======== Given entries
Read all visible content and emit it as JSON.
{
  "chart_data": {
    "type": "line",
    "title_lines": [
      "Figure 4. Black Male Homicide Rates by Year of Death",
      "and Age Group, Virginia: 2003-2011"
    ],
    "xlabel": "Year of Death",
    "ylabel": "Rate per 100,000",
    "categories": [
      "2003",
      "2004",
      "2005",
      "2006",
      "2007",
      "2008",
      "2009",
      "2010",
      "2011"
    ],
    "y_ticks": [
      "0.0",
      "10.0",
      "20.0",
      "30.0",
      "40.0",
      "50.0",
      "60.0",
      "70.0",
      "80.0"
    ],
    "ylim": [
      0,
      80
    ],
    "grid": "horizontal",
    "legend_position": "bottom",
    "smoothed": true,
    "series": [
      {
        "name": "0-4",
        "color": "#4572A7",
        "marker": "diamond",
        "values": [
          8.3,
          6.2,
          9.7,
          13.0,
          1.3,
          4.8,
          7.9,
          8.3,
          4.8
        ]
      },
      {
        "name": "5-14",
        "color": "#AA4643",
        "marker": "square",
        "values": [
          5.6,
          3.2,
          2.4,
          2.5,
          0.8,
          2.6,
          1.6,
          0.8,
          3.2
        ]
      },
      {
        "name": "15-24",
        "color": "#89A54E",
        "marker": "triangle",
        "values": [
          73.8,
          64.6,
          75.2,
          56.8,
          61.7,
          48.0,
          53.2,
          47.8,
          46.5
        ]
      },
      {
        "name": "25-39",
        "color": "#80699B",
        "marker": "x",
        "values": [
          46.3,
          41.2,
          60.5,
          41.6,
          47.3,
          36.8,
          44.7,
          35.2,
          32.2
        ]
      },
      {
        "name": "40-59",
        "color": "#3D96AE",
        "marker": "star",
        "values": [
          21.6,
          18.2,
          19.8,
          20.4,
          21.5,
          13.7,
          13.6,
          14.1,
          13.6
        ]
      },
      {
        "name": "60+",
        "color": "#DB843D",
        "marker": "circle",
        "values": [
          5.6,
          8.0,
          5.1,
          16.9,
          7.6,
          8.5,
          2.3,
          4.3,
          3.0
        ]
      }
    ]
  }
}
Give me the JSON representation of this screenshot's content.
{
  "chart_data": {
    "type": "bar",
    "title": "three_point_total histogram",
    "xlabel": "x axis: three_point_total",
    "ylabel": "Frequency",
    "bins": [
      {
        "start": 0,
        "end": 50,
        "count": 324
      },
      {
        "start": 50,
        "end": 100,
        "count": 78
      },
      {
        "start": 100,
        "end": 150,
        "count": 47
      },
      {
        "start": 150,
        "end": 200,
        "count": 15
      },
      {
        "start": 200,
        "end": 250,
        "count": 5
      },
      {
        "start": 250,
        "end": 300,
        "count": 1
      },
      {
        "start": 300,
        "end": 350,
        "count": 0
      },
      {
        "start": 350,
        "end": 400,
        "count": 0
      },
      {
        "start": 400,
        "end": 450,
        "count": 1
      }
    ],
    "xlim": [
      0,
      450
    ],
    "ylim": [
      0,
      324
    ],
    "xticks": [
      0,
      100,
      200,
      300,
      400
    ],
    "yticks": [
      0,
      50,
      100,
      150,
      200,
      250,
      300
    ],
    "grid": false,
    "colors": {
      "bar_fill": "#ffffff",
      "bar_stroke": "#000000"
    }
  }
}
================
======== Given entries
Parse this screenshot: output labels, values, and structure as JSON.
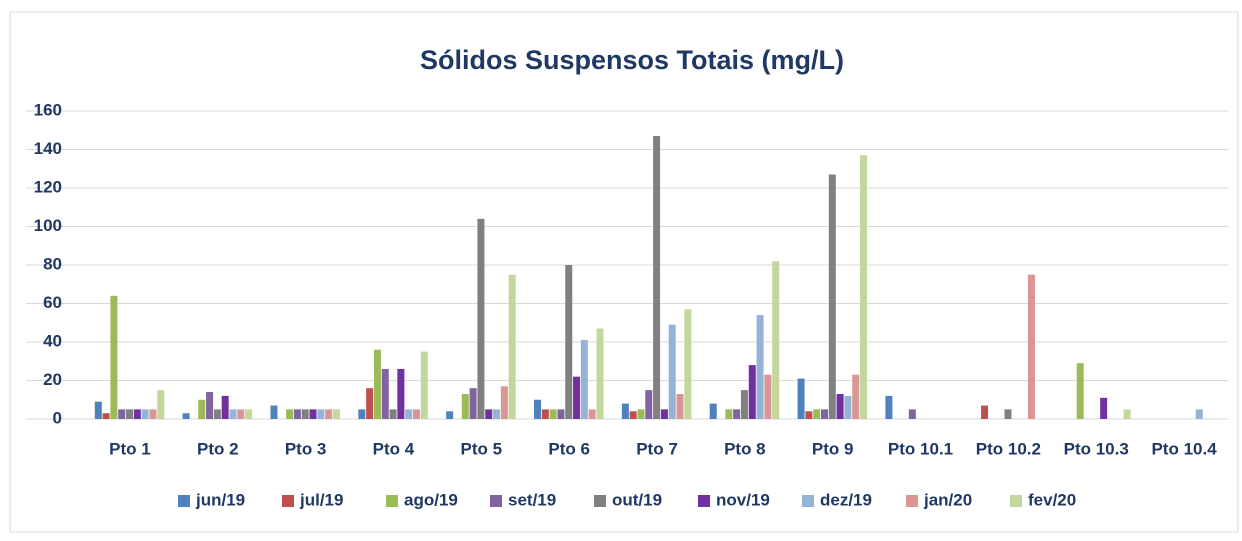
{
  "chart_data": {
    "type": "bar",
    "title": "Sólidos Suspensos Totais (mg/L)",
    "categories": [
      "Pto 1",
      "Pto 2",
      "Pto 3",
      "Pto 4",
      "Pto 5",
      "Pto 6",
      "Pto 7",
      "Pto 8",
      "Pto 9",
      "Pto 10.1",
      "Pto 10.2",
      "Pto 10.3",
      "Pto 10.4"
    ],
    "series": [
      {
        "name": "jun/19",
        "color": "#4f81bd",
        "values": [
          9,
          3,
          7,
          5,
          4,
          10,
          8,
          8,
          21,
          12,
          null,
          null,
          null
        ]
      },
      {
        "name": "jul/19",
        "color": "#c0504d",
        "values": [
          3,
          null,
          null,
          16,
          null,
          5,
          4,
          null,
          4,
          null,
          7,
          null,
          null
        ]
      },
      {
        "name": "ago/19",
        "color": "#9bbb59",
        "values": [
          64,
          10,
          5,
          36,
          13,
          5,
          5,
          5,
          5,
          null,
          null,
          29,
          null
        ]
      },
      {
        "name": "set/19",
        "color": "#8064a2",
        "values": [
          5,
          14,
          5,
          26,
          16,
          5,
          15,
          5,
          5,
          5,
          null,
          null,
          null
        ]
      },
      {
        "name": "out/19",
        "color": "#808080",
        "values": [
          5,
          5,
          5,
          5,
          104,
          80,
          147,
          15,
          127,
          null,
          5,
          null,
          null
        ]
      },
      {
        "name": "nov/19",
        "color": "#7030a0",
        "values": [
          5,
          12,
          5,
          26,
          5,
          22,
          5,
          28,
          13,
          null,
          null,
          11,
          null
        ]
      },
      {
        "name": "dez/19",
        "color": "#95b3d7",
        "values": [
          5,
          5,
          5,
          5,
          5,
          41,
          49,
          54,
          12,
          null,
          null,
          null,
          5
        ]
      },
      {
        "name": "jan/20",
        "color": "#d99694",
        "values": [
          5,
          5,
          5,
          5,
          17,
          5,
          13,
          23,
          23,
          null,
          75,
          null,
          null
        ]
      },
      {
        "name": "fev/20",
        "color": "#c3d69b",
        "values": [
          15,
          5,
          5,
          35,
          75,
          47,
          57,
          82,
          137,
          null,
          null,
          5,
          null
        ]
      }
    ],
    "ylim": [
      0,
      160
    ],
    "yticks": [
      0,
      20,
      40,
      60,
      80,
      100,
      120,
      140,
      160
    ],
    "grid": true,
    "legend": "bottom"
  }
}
================
## [Task instructions]
Copy out every line in the entries above that holds "Year".

## [The reply]
      "Figure 4. Black Male Homicide Rates by Year of Death",
    "xlabel": "Year of Death",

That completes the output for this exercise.